** Begin RECORD EXCERPTS **

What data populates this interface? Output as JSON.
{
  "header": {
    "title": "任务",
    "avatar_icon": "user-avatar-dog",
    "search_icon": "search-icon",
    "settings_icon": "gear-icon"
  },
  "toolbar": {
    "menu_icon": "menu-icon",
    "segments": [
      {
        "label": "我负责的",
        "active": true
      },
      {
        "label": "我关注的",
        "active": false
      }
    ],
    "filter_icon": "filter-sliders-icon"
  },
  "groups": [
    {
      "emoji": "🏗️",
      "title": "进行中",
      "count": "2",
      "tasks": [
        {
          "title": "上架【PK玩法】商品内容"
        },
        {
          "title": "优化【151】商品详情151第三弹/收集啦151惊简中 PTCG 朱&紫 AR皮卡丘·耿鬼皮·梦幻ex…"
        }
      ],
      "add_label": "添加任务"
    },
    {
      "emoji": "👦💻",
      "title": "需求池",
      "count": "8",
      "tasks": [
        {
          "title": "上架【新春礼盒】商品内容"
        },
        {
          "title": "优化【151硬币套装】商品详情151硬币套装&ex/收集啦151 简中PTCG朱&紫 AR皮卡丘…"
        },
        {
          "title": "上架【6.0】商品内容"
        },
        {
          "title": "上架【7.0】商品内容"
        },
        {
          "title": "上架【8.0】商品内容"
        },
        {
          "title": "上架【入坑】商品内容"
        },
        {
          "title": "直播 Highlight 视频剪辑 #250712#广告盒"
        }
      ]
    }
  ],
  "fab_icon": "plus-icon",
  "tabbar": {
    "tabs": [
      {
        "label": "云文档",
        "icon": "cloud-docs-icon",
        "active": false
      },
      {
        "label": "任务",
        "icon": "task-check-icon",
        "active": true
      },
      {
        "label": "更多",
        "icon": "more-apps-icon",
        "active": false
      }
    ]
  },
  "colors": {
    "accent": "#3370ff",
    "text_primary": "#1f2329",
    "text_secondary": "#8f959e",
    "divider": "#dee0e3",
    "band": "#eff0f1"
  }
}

** End RECORD EXCERPTS **

**EXERCISE PROMPT**
The whole listing above needs to be written out again exactly.

**ANSWER**
What data populates this interface? Output as JSON.
{
  "header": {
    "title": "任务",
    "avatar_icon": "user-avatar-dog",
    "search_icon": "search-icon",
    "settings_icon": "gear-icon"
  },
  "toolbar": {
    "menu_icon": "menu-icon",
    "segments": [
      {
        "label": "我负责的",
        "active": true
      },
      {
        "label": "我关注的",
        "active": false
      }
    ],
    "filter_icon": "filter-sliders-icon"
  },
  "groups": [
    {
      "emoji": "🏗️",
      "title": "进行中",
      "count": "2",
      "tasks": [
        {
          "title": "上架【PK玩法】商品内容"
        },
        {
          "title": "优化【151】商品详情151第三弹/收集啦151惊简中 PTCG 朱&紫 AR皮卡丘·耿鬼皮·梦幻ex…"
        }
      ],
      "add_label": "添加任务"
    },
    {
      "emoji": "👦💻",
      "title": "需求池",
      "count": "8",
      "tasks": [
        {
          "title": "上架【新春礼盒】商品内容"
        },
        {
          "title": "优化【151硬币套装】商品详情151硬币套装&ex/收集啦151 简中PTCG朱&紫 AR皮卡丘…"
        },
        {
          "title": "上架【6.0】商品内容"
        },
        {
          "title": "上架【7.0】商品内容"
        },
        {
          "title": "上架【8.0】商品内容"
        },
        {
          "title": "上架【入坑】商品内容"
        },
        {
          "title": "直播 Highlight 视频剪辑 #250712#广告盒"
        }
      ]
    }
  ],
  "fab_icon": "plus-icon",
  "tabbar": {
    "tabs": [
      {
        "label": "云文档",
        "icon": "cloud-docs-icon",
        "active": false
      },
      {
        "label": "任务",
        "icon": "task-check-icon",
        "active": true
      },
      {
        "label": "更多",
        "icon": "more-apps-icon",
        "active": false
      }
    ]
  },
  "colors": {
    "accent": "#3370ff",
    "text_primary": "#1f2329",
    "text_secondary": "#8f959e",
    "divider": "#dee0e3",
    "band": "#eff0f1"
  }
}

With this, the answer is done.